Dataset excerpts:

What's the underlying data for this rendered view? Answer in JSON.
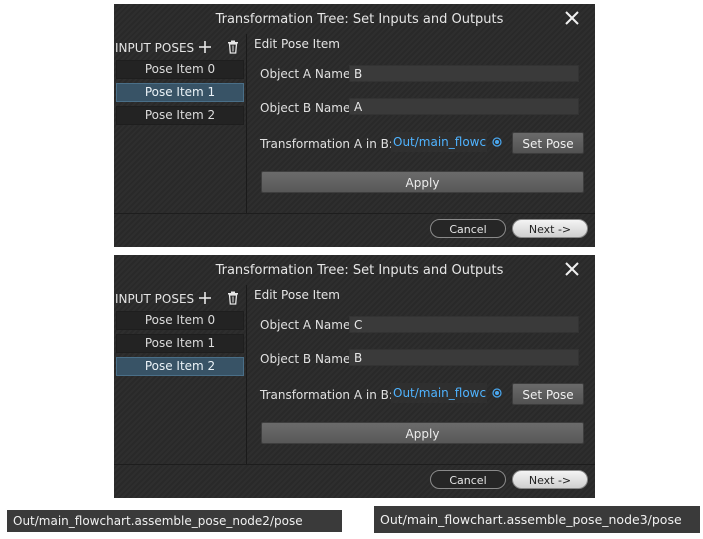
{
  "dialogs": [
    {
      "title": "Transformation Tree: Set Inputs and Outputs",
      "panel_label": "INPUT POSES",
      "pose_items": [
        {
          "label": "Pose Item 0",
          "selected": false
        },
        {
          "label": "Pose Item 1",
          "selected": true
        },
        {
          "label": "Pose Item 2",
          "selected": false
        }
      ],
      "editor_title": "Edit Pose Item",
      "object_a_label": "Object A Name:",
      "object_a_value": "B",
      "object_b_label": "Object B Name:",
      "object_b_value": "A",
      "transform_label": "Transformation A in B:",
      "transform_value": "Out/main_flowchart.assemble_pose_node2/pose",
      "set_pose_label": "Set Pose",
      "apply_label": "Apply",
      "cancel_label": "Cancel",
      "next_label": "Next ->"
    },
    {
      "title": "Transformation Tree: Set Inputs and Outputs",
      "panel_label": "INPUT POSES",
      "pose_items": [
        {
          "label": "Pose Item 0",
          "selected": false
        },
        {
          "label": "Pose Item 1",
          "selected": false
        },
        {
          "label": "Pose Item 2",
          "selected": true
        }
      ],
      "editor_title": "Edit Pose Item",
      "object_a_label": "Object A Name:",
      "object_a_value": "C",
      "object_b_label": "Object B Name:",
      "object_b_value": "B",
      "transform_label": "Transformation A in B:",
      "transform_value": "Out/main_flowchart.assemble_pose_node3/pose",
      "set_pose_label": "Set Pose",
      "apply_label": "Apply",
      "cancel_label": "Cancel",
      "next_label": "Next ->"
    }
  ],
  "tooltips": [
    "Out/main_flowchart.assemble_pose_node2/pose",
    "Out/main_flowchart.assemble_pose_node3/pose"
  ],
  "colors": {
    "selected_item": "#385366",
    "link_text": "#4fb3ff",
    "radio": "#4aa8f0"
  },
  "icons": {
    "close": "close-icon",
    "add": "plus-icon",
    "delete": "trash-icon",
    "radio": "radio-selected-icon"
  }
}
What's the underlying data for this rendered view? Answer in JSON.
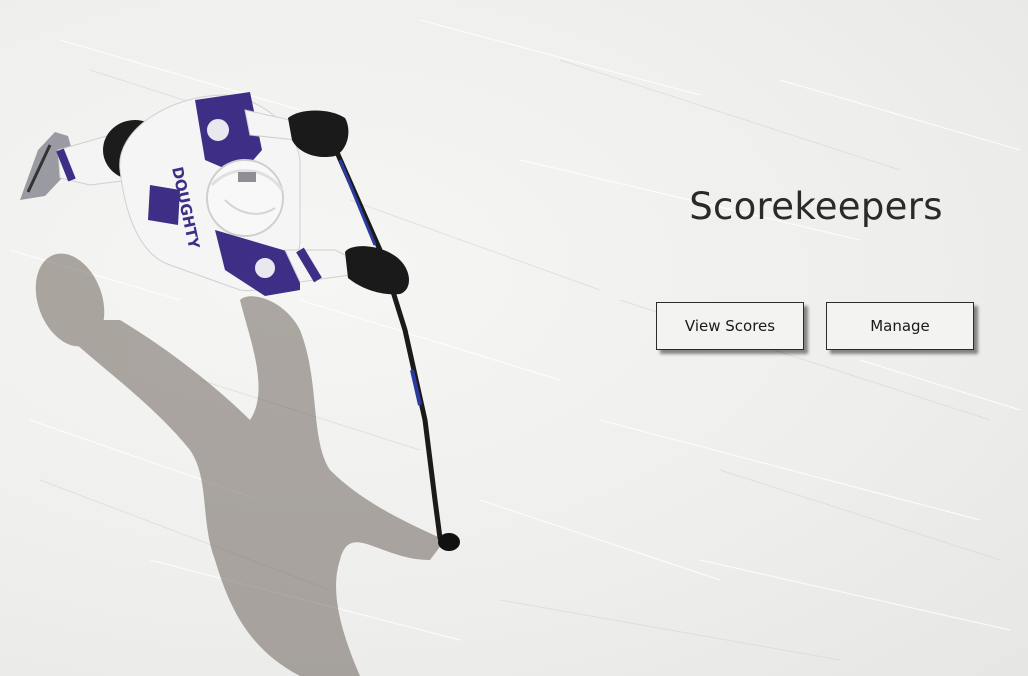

** Directions for this task **
Repeat the data exactly, without the pictures.

** Completed exercise **
What's the underlying data for this rendered view? Answer in JSON.
{
  "dialogs": [
    {
      "title": "Transformation Tree: Set Inputs and Outputs",
      "panel_label": "INPUT POSES",
      "pose_items": [
        {
          "label": "Pose Item 0",
          "selected": false
        },
        {
          "label": "Pose Item 1",
          "selected": true
        },
        {
          "label": "Pose Item 2",
          "selected": false
        }
      ],
      "editor_title": "Edit Pose Item",
      "object_a_label": "Object A Name:",
      "object_a_value": "B",
      "object_b_label": "Object B Name:",
      "object_b_value": "A",
      "transform_label": "Transformation A in B:",
      "transform_value": "Out/main_flowchart.assemble_pose_node2/pose",
      "set_pose_label": "Set Pose",
      "apply_label": "Apply",
      "cancel_label": "Cancel",
      "next_label": "Next ->"
    },
    {
      "title": "Transformation Tree: Set Inputs and Outputs",
      "panel_label": "INPUT POSES",
      "pose_items": [
        {
          "label": "Pose Item 0",
          "selected": false
        },
        {
          "label": "Pose Item 1",
          "selected": false
        },
        {
          "label": "Pose Item 2",
          "selected": true
        }
      ],
      "editor_title": "Edit Pose Item",
      "object_a_label": "Object A Name:",
      "object_a_value": "C",
      "object_b_label": "Object B Name:",
      "object_b_value": "B",
      "transform_label": "Transformation A in B:",
      "transform_value": "Out/main_flowchart.assemble_pose_node3/pose",
      "set_pose_label": "Set Pose",
      "apply_label": "Apply",
      "cancel_label": "Cancel",
      "next_label": "Next ->"
    }
  ],
  "tooltips": [
    "Out/main_flowchart.assemble_pose_node2/pose",
    "Out/main_flowchart.assemble_pose_node3/pose"
  ],
  "colors": {
    "selected_item": "#385366",
    "link_text": "#4fb3ff",
    "radio": "#4aa8f0"
  },
  "icons": {
    "close": "close-icon",
    "add": "plus-icon",
    "delete": "trash-icon",
    "radio": "radio-selected-icon"
  }
}
What's the underlying data for this rendered view? Answer in JSON.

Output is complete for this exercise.